**WORK TO COMPLETE:** In the material below, the lines containing the word "lesen" are required; copy each of them.

**EXERCISE INPUTS:**
+ + + +

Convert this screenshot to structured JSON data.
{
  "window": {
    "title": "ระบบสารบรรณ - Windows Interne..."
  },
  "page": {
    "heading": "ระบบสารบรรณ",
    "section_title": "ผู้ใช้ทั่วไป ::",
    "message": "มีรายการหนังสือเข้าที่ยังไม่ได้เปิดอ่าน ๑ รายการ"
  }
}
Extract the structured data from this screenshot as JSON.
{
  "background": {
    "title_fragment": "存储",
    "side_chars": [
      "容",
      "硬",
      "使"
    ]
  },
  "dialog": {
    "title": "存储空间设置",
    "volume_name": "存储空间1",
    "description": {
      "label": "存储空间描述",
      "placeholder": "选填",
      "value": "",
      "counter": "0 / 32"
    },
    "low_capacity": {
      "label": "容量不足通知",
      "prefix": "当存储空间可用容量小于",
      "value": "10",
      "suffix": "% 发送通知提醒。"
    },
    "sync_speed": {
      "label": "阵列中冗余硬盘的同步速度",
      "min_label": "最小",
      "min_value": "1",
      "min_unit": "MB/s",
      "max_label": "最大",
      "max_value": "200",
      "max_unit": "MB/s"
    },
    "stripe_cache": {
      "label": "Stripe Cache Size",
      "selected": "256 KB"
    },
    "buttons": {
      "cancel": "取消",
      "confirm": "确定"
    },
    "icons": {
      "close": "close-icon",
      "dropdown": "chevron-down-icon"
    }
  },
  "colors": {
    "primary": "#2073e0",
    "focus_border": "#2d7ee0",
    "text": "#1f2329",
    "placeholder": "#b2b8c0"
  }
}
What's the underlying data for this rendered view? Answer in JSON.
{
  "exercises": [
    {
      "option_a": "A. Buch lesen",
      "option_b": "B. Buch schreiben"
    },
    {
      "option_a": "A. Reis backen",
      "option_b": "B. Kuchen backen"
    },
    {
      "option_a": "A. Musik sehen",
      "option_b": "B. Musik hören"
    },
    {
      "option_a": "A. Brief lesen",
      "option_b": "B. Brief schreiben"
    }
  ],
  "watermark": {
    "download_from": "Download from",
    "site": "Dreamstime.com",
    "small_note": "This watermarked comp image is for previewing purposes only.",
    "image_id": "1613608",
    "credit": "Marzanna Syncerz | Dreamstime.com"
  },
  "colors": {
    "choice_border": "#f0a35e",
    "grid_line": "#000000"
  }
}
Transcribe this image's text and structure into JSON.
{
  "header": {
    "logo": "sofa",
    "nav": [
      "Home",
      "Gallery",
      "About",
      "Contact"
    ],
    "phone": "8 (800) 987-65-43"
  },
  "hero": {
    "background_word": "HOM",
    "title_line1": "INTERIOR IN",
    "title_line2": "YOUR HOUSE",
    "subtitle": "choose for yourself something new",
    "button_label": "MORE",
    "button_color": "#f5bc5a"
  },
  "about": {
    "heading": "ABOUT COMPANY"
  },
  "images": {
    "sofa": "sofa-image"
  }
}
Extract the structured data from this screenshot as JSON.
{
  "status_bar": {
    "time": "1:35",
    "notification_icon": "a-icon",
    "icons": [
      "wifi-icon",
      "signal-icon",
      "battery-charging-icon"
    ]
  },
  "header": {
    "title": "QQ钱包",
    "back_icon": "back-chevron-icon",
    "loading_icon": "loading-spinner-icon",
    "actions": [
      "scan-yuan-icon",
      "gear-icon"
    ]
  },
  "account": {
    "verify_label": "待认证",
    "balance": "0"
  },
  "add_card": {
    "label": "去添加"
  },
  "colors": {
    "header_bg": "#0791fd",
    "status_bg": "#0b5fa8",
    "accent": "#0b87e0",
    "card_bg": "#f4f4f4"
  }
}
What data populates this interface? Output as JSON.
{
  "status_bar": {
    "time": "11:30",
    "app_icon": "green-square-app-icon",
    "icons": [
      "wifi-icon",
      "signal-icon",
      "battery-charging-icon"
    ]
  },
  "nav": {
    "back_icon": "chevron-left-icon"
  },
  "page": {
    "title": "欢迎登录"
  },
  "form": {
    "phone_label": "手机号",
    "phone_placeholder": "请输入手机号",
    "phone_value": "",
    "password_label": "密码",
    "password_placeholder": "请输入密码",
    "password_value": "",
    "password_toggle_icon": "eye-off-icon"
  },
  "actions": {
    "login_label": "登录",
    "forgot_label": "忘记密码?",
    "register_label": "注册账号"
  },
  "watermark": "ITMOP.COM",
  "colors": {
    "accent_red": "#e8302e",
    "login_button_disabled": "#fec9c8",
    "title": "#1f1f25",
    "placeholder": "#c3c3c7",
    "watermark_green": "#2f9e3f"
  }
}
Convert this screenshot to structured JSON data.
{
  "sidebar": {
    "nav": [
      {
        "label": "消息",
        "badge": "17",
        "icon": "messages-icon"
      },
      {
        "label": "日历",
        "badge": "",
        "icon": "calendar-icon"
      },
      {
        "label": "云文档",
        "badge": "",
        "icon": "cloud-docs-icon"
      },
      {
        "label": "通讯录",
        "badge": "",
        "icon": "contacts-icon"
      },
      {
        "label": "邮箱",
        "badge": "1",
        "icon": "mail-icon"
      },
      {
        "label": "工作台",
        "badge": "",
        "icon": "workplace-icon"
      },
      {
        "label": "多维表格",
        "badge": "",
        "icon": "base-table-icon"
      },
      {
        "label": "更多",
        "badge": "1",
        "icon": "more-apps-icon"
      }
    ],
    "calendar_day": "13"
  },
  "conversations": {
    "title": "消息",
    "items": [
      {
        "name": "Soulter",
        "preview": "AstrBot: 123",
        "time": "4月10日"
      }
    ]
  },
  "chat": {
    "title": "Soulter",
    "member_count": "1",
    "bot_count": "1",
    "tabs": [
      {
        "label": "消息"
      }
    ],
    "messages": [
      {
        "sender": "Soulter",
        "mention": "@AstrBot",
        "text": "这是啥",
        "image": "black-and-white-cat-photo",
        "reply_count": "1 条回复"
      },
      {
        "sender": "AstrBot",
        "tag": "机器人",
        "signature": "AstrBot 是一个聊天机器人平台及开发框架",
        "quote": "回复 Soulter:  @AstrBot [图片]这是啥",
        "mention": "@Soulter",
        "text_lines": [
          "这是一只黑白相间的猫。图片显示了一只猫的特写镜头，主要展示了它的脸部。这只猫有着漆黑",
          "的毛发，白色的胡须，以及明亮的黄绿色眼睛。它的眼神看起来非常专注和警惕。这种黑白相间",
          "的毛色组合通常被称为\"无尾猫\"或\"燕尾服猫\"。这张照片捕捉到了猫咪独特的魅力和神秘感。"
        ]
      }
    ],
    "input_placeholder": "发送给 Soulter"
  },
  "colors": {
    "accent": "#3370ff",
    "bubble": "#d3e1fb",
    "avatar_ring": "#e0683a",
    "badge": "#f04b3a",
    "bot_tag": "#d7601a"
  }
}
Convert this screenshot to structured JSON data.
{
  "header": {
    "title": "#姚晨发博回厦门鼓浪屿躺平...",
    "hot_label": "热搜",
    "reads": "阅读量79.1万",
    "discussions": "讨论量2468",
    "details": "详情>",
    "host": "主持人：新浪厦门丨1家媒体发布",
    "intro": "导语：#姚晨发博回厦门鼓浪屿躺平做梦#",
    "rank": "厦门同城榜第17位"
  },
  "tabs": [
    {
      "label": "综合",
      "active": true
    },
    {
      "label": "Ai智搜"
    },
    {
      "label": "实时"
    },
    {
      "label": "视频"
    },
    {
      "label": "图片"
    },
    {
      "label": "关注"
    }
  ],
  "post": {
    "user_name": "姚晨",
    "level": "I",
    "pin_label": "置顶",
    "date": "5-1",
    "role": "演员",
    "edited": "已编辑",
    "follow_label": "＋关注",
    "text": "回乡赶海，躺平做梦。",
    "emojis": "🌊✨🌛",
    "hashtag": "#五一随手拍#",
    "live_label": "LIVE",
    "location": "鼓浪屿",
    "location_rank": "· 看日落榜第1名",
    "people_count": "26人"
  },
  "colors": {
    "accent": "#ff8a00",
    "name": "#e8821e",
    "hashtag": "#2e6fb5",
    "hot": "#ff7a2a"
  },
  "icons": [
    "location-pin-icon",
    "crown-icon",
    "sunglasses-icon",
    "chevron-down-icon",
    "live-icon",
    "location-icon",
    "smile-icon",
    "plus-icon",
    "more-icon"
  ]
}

+ + + +

**ANSWER:**
      "option_a": "A. Buch lesen",
      "option_a": "A. Brief lesen",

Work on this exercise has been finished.